**Page excerpt:**
* start *

Image​Yet, although discrepancies between countries have narrowed, emerging evidence suggests that inequality within countries is rising. Atkinson, Piketty and Saez (2011), for instance, show a marked concentration of wealth on the top tail of the income distribution, particularly in the United States, other English speaking countries, India, and China, while Lakner and Milanovic (2013) report a long-term and continuously increase in the within-country component of global inequality. And if the benefits of economic growth are unevenly distributed within countries, upcoming technological changes and urbanization are likely to intensify these divisions further.

As a result, the emerging face of income inequality for the 21st century is one of coexisting discrepancies at the local level. For India, Jean Dreze and Amartya Sen’s (2011) essay describes the drastically uneven development progress achieved across its states, while Gangopadhyay et. al. (2010) document India´s pockets of poverty at the narrower district level.

Inequality at the local level is not limited to income. It extends to other aspects of human wellbeing and exists in all countries. Homeless people living by the side of modern highways are common sights in metropolises from Tokyo to Mumbai to Sao Paolo. Life expectancy in the poorest neighborhoods of Baltimore is below 69 years, the same as in in Iraq. Similar examples of coexisting unequal development outcomes are evident in Nogales, Arizona and Nogales, Sonora, spotlighted in Acemoglu and Robinson (2013) as an example of drastically unequal economic development.

* end *

**Available data:**
* start *

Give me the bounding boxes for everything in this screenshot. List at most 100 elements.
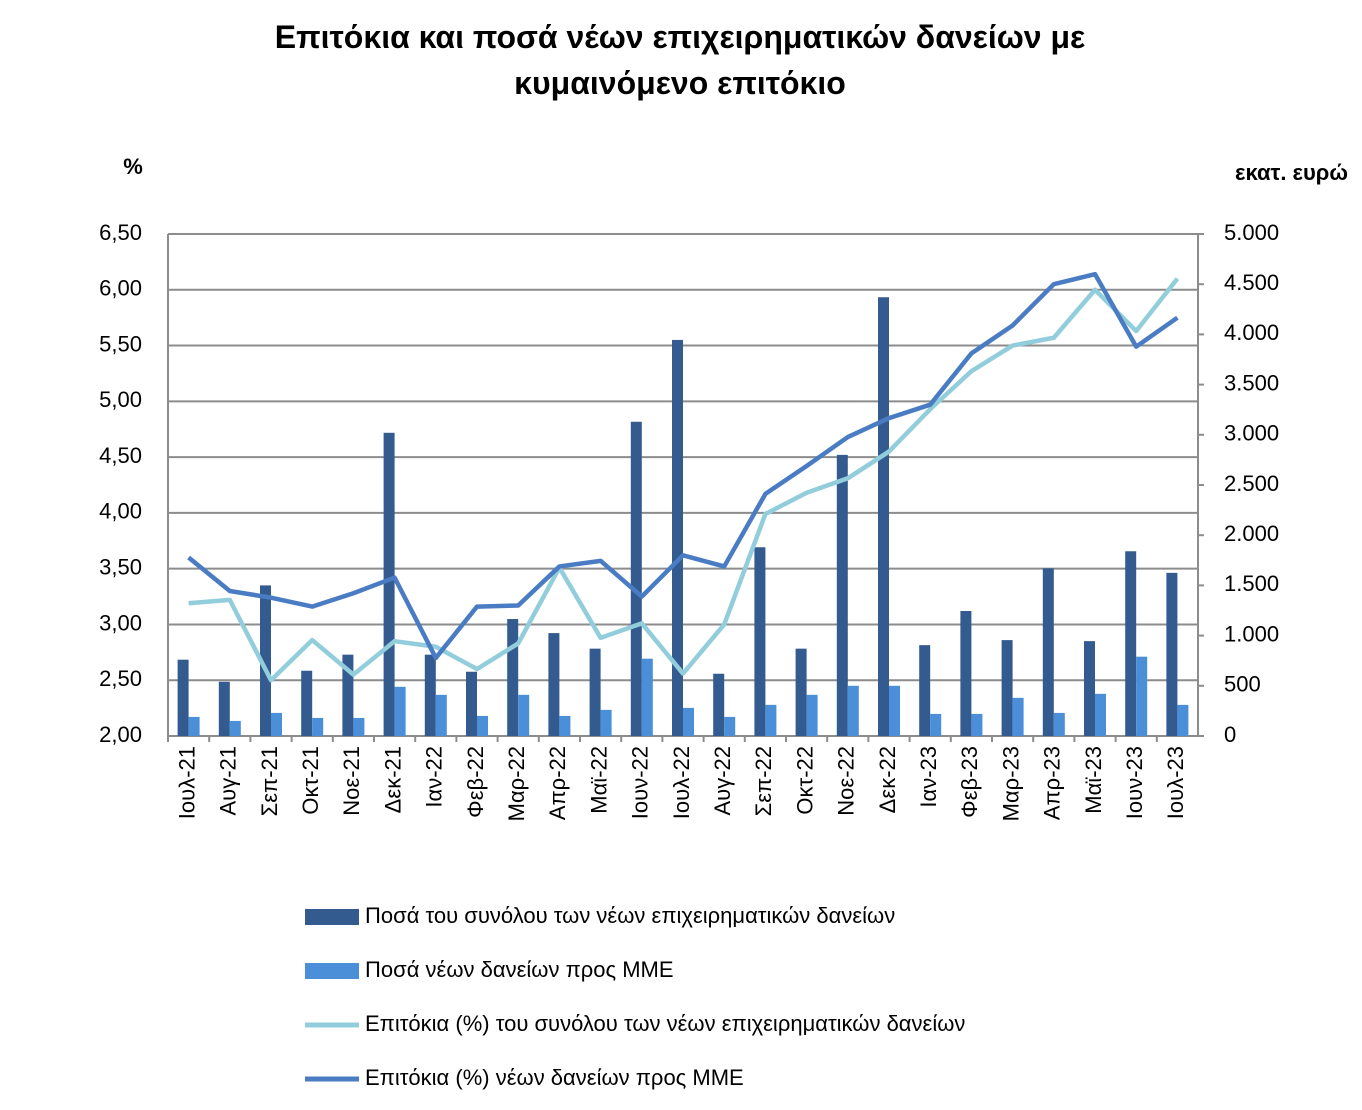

* end *

**Exercise requirements:**
a - Check each statement against the passage on inequality and answer yes or no, quoting the words of the passage that decide it: (i) Discrepancies between countries have widened. (ii) Dreze and Sen's essay describes uneven development across India's states. (iii) Inequality at the local level is limited to income.
b - Carry the passage on inequality forward with a paragraph that picks up after its last sentence.

**Results for each task:**
a -
(i) No: "although discrepancies between countries have narrowed"
(ii) Yes: "describes the drastically uneven development progress achieved across its states"
(iii) No: "Inequality at the local level is not limited to income."

b -
The new face of inequality requires active and comprehensive combination of social and growth enhancing policies that target the bottom quintiles of the income distribution more than ever. Governments must not sit back and rely on economic growth alone to transform the living conditions of the underprivileged. In Dreze and Sen’s words, policymakers must look for comprehensiveness in social policy, in particular. Successful conditional cash transfer programs, for example, must be accompanied by other well-targeted social programs and universalistic policies that ensure local provision of good-quality essential services and other public goods (roads, electricity, drinking wager, public transport). Building an infrastructure for collecting data is another important part of understanding and addressing local inequality. Efforts to promote open use of data that is extensive, detailed, and periodically updated are an important part of this job.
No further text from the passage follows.